RECORDS TO PROCESS
━━━━━━
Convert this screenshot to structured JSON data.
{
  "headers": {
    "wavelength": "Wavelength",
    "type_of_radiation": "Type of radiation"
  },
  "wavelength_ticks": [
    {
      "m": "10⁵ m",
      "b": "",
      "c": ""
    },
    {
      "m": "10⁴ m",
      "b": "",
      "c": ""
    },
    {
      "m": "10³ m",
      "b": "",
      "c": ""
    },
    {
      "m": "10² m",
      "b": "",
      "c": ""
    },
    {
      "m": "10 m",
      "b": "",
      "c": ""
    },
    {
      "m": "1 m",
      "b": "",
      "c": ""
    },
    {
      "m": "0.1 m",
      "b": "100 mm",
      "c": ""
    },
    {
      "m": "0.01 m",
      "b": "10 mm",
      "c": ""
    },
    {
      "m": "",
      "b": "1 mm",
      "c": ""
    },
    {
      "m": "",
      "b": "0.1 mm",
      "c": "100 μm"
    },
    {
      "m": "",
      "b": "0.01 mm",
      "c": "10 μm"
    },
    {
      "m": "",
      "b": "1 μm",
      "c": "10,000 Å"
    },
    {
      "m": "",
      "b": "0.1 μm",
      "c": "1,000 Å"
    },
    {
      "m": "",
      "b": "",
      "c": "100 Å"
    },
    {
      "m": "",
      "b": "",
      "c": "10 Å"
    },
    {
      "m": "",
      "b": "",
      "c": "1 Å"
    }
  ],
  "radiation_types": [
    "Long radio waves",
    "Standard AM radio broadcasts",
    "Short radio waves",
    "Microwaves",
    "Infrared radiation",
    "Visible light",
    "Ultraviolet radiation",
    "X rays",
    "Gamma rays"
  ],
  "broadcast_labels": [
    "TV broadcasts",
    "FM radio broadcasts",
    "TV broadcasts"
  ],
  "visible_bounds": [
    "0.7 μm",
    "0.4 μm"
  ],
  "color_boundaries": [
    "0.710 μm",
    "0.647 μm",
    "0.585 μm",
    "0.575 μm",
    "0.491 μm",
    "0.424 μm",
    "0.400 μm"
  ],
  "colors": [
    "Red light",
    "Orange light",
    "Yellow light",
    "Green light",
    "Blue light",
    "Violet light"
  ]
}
━━━━━━
INSTRUCTION
Identify and copy all lines with the word "light".

REPLY TO THE TASK
    "Visible light",
    "Red light",
    "Orange light",
    "Yellow light",
    "Green light",
    "Blue light",
    "Violet light"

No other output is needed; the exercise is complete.